Job:
Copy each line below in which the word "Portland" occurs.

+ + + + +

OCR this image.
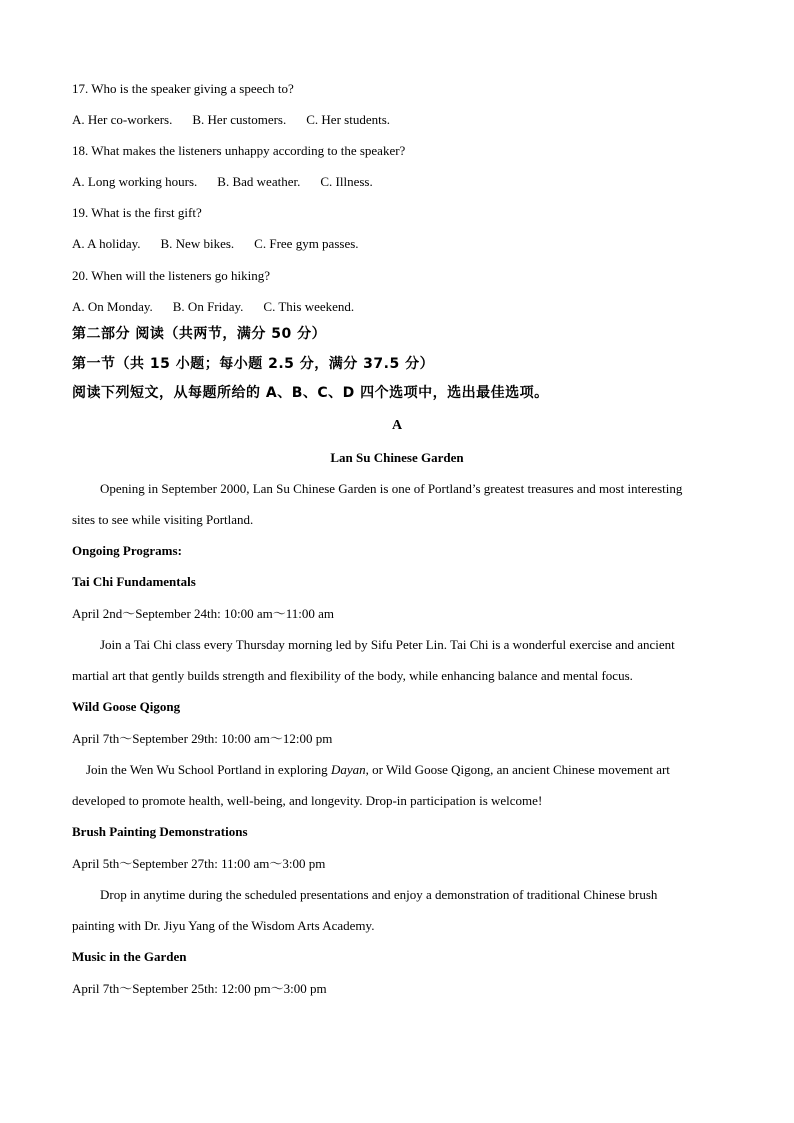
17. Who is the speaker giving a speech to?
A. Her co-workers. B. Her customers. C. Her students.
18. What makes the listeners unhappy according to the speaker?
A. Long working hours. B. Bad weather. C. Illness.
19. What is the first gift?
A. A holiday. B. New bikes. C. Free gym passes.
20. When will the listeners go hiking?
A. On Monday. B. On Friday. C. This weekend.
第二部分 阅读（共两节，满分 50 分）
第一节（共 15 小题；每小题 2.5 分，满分 37.5 分）
阅读下列短文，从每题所给的 A、B、C、D 四个选项中，选出最佳选项。
A
Lan Su Chinese Garden
Opening in September 2000, Lan Su Chinese Garden is one of Portland’s greatest treasures and most interesting
sites to see while visiting Portland.
Ongoing Programs:
Tai Chi Fundamentals
April 2nd～September 24th: 10:00 am～11:00 am
Join a Tai Chi class every Thursday morning led by Sifu Peter Lin. Tai Chi is a wonderful exercise and ancient
martial art that gently builds strength and flexibility of the body, while enhancing balance and mental focus.
Wild Goose Qigong
April 7th～September 29th: 10:00 am～12:00 pm
Join the Wen Wu School Portland in exploring Dayan, or Wild Goose Qigong, an ancient Chinese movement art
developed to promote health, well-being, and longevity. Drop-in participation is welcome!
Brush Painting Demonstrations
April 5th～September 27th: 11:00 am～3:00 pm
Drop in anytime during the scheduled presentations and enjoy a demonstration of traditional Chinese brush
painting with Dr. Jiyu Yang of the Wisdom Arts Academy.
Music in the Garden
April 7th～September 25th: 12:00 pm～3:00 pm
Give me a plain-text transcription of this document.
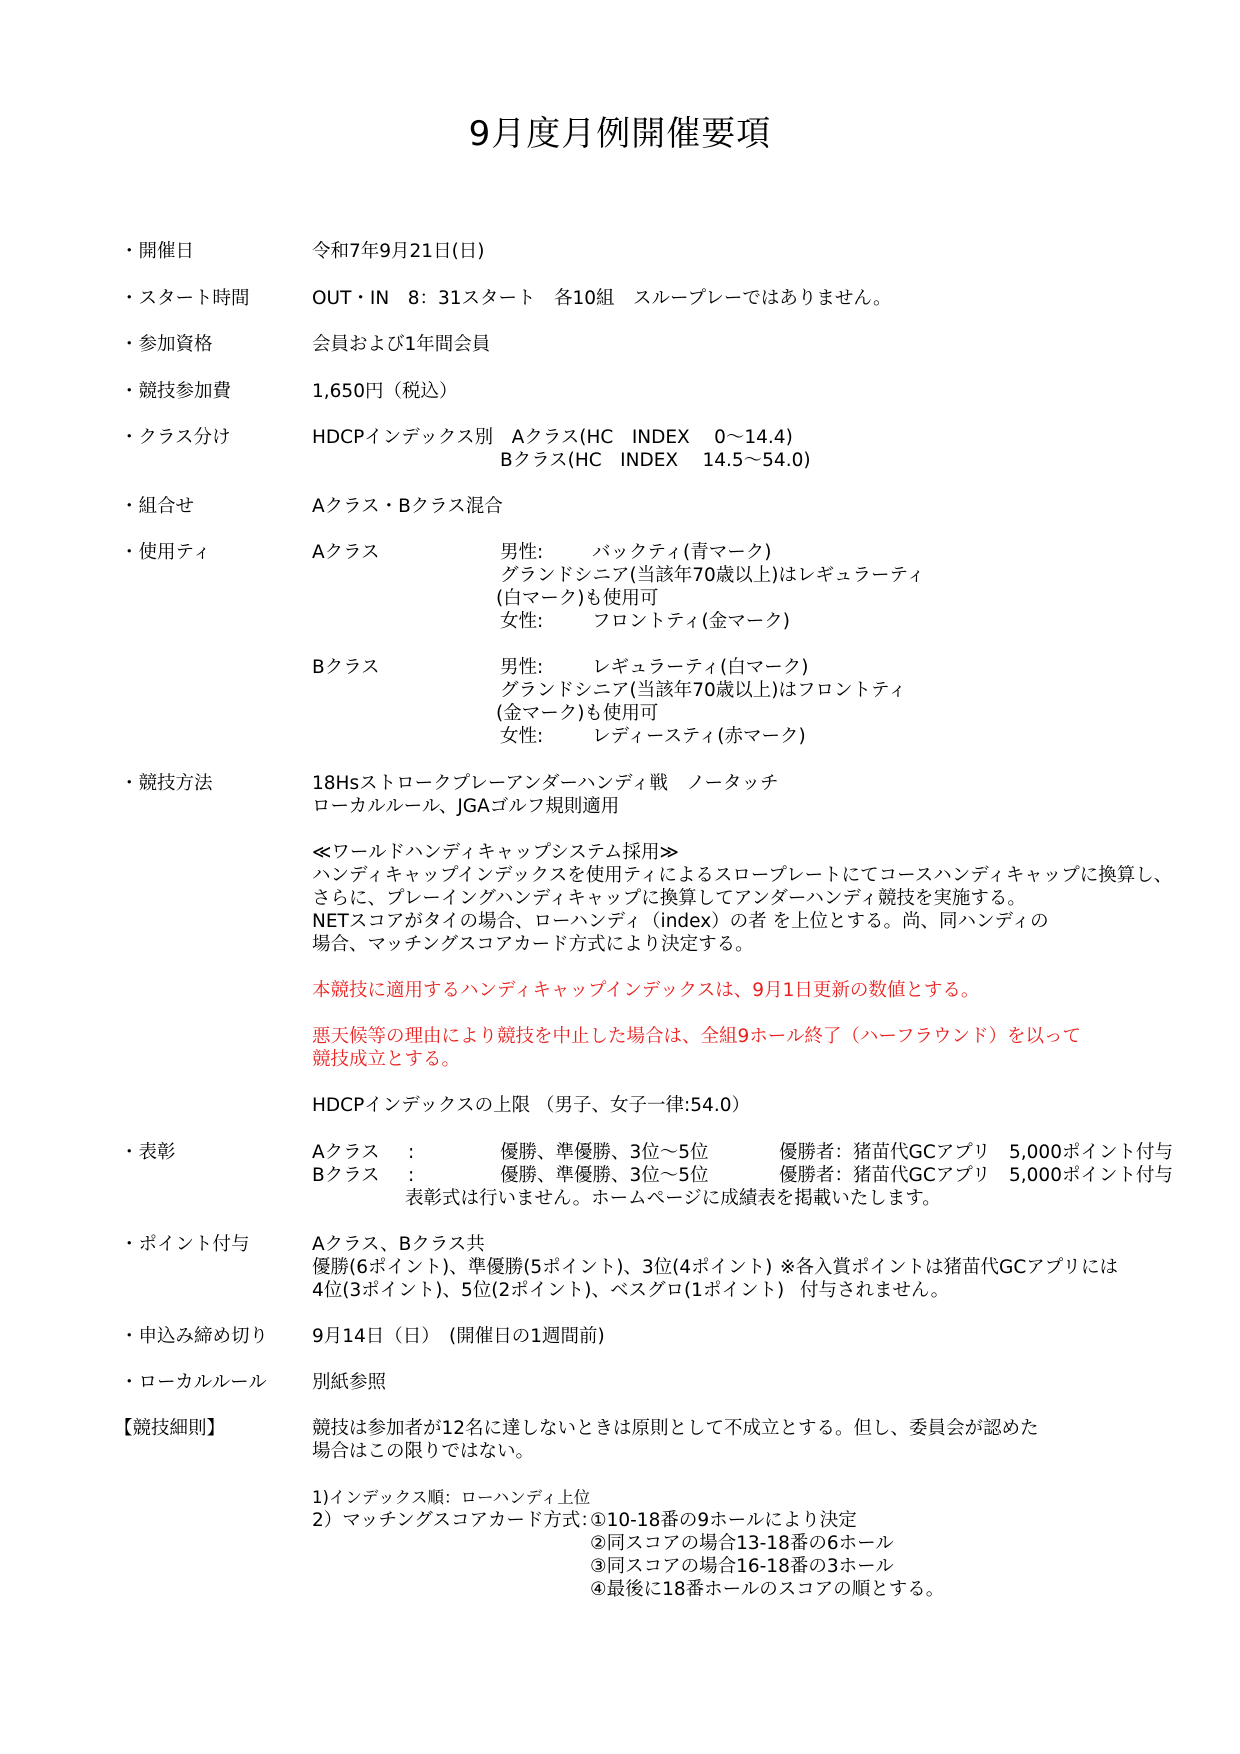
9月度月例開催要項
・開催日	令和7年9月21日(日)
・スタート時間	OUT・IN　8：31スタート　各10組　スループレーではありません。
・参加資格	会員および1年間会員
・競技参加費	1,650円（税込）
・クラス分け	HDCPインデックス別　Aクラス(HC　INDEX　 0～14.4)
Bクラス(HC　INDEX　 14.5～54.0)
・組合せ	Aクラス・Bクラス混合
・使用ティ	Aクラス	男性:	バックティ(青マーク)
グランドシニア(当該年70歳以上)はレギュラーティ
(白マーク)も使用可
女性:	フロントティ(金マーク)
Bクラス	男性:	レギュラーティ(白マーク)
グランドシニア(当該年70歳以上)はフロントティ
(金マーク)も使用可
女性:	レディースティ(赤マーク)
・競技方法	18Hsストロークプレーアンダーハンディ戦　ノータッチ
ローカルルール、JGAゴルフ規則適用
≪ワールドハンディキャップシステム採用≫
ハンディキャップインデックスを使用ティによるスロープレートにてコースハンディキャップに換算し、
さらに、プレーイングハンディキャップに換算してアンダーハンディ競技を実施する。
NETスコアがタイの場合、ローハンディ（index）の者 を上位とする。尚、同ハンディの
場合、マッチングスコアカード方式により決定する。
本競技に適用するハンディキャップインデックスは、9月1日更新の数値とする。
悪天候等の理由により競技を中止した場合は、全組9ホール終了（ハーフラウンド）を以って
競技成立とする。
HDCPインデックスの上限 （男子、女子一律:54.0）
・表彰	Aクラス :	優勝、準優勝、3位～5位	優勝者：猪苗代GCアプリ　5,000ポイント付与
Bクラス :	優勝、準優勝、3位～5位	優勝者：猪苗代GCアプリ　5,000ポイント付与
表彰式は行いません。ホームページに成績表を掲載いたします。
・ポイント付与	Aクラス、Bクラス共
優勝(6ポイント)、準優勝(5ポイント)、3位(4ポイント) ※各入賞ポイントは猪苗代GCアプリには
4位(3ポイント)、5位(2ポイント)、ベスグロ(1ポイント) 付与されません。
・申込み締め切り 9月14日（日）　(開催日の1週間前)
・ローカルルール 別紙参照
【競技細則】	競技は参加者が12名に達しないときは原則として不成立とする。但し、委員会が認めた
場合はこの限りではない。
1)インデックス順：ローハンディ上位
2）マッチングスコアカード方式：
①10-18番の9ホールにより決定
②同スコアの場合13-18番の6ホール
③同スコアの場合16-18番の3ホール
④最後に18番ホールのスコアの順とする。
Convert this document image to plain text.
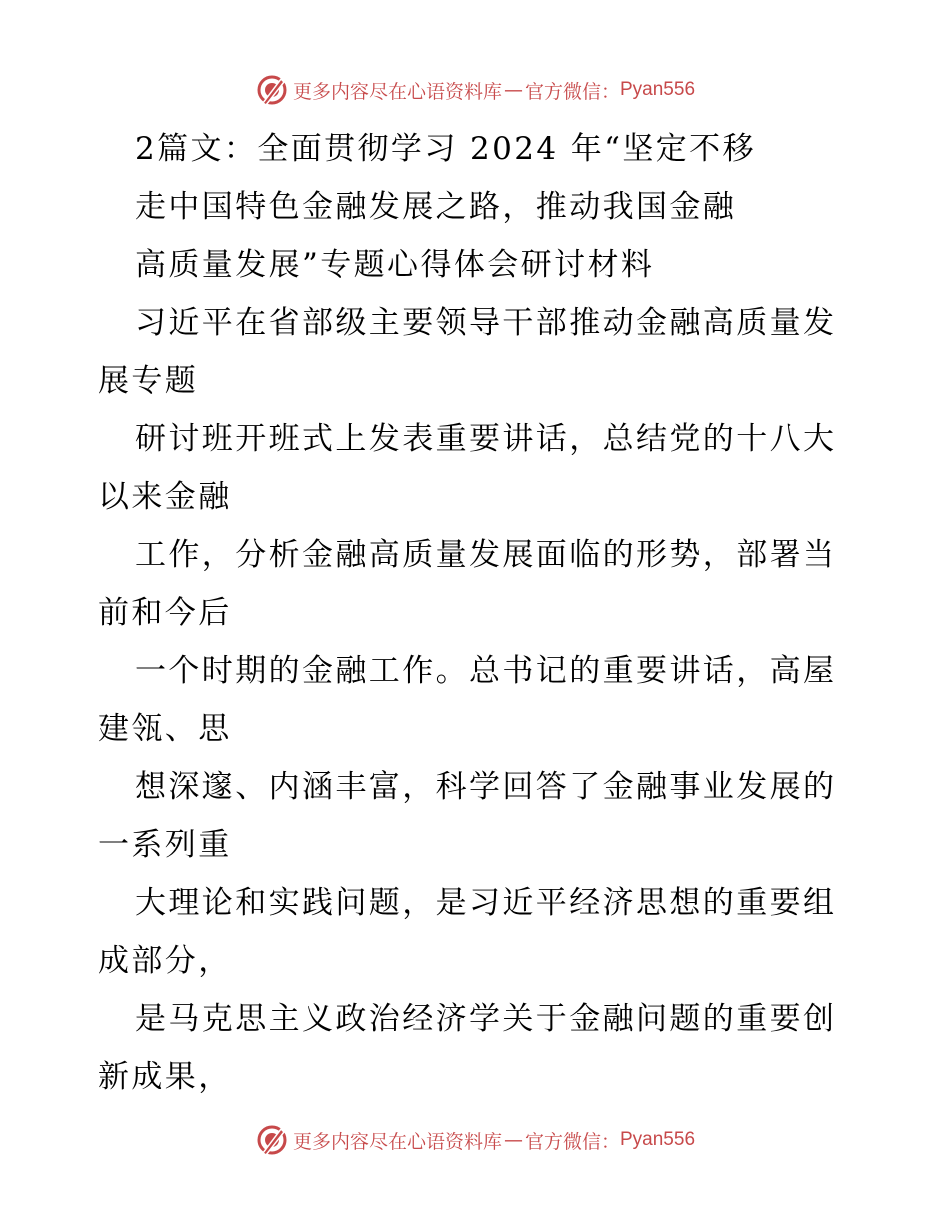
更多内容尽在心语资料库 — 官方微信： Pyan556
2篇文：全面贯彻学习 2024 年“坚定不移
走中国特色金融发展之路，推动我国金融
高质量发展”专题心得体会研讨材料
习近平在省部级主要领导干部推动金融高质量发
展专题
研讨班开班式上发表重要讲话，总结党的十八大
以来金融
工作，分析金融高质量发展面临的形势，部署当
前和今后
一个时期的金融工作。总书记的重要讲话，高屋
建瓴、思
想深邃、内涵丰富，科学回答了金融事业发展的
一系列重
大理论和实践问题，是习近平经济思想的重要组
成部分，
是马克思主义政治经济学关于金融问题的重要创
新成果，
更多内容尽在心语资料库 — 官方微信： Pyan556
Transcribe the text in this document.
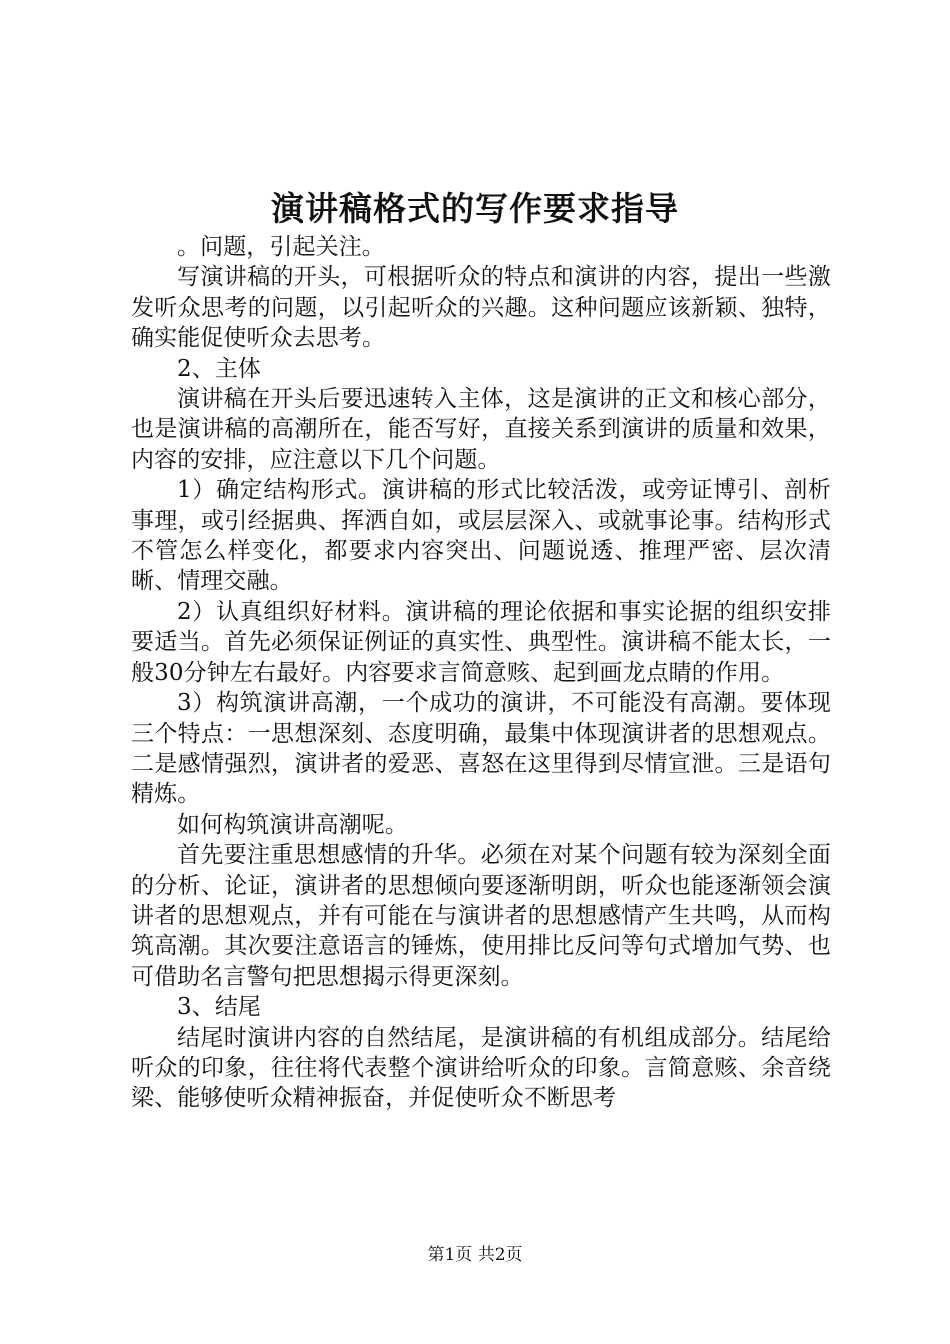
演讲稿格式的写作要求指导

。问题，引起关注。

写演讲稿的开头，可根据听众的特点和演讲的内容，提出一些激发听众思考的问题，以引起听众的兴趣。这种问题应该新颖、独特，确实能促使听众去思考。

2、主体

演讲稿在开头后要迅速转入主体，这是演讲的正文和核心部分，也是演讲稿的高潮所在，能否写好，直接关系到演讲的质量和效果，内容的安排，应注意以下几个问题。

1）确定结构形式。演讲稿的形式比较活泼，或旁证博引、剖析事理，或引经据典、挥洒自如，或层层深入、或就事论事。结构形式不管怎么样变化，都要求内容突出、问题说透、推理严密、层次清晰、情理交融。

2）认真组织好材料。演讲稿的理论依据和事实论据的组织安排要适当。首先必须保证例证的真实性、典型性。演讲稿不能太长，一般30分钟左右最好。内容要求言简意赅、起到画龙点睛的作用。

3）构筑演讲高潮，一个成功的演讲，不可能没有高潮。要体现三个特点：一思想深刻、态度明确，最集中体现演讲者的思想观点。二是感情强烈，演讲者的爱恶、喜怒在这里得到尽情宣泄。三是语句精炼。

如何构筑演讲高潮呢。

首先要注重思想感情的升华。必须在对某个问题有较为深刻全面的分析、论证，演讲者的思想倾向要逐渐明朗，听众也能逐渐领会演讲者的思想观点，并有可能在与演讲者的思想感情产生共鸣，从而构筑高潮。其次要注意语言的锤炼，使用排比反问等句式增加气势、也可借助名言警句把思想揭示得更深刻。

3、结尾

结尾时演讲内容的自然结尾，是演讲稿的有机组成部分。结尾给听众的印象，往往将代表整个演讲给听众的印象。言简意赅、余音绕梁、能够使听众精神振奋，并促使听众不断思考

第1页 共2页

+ + + + +

Solution below:
Opening in September 2000, Lan Su Chinese Garden is one of Portland’s greatest treasures and most interesting
sites to see while visiting Portland.
Join the Wen Wu School Portland in exploring Dayan, or Wild Goose Qigong, an ancient Chinese movement art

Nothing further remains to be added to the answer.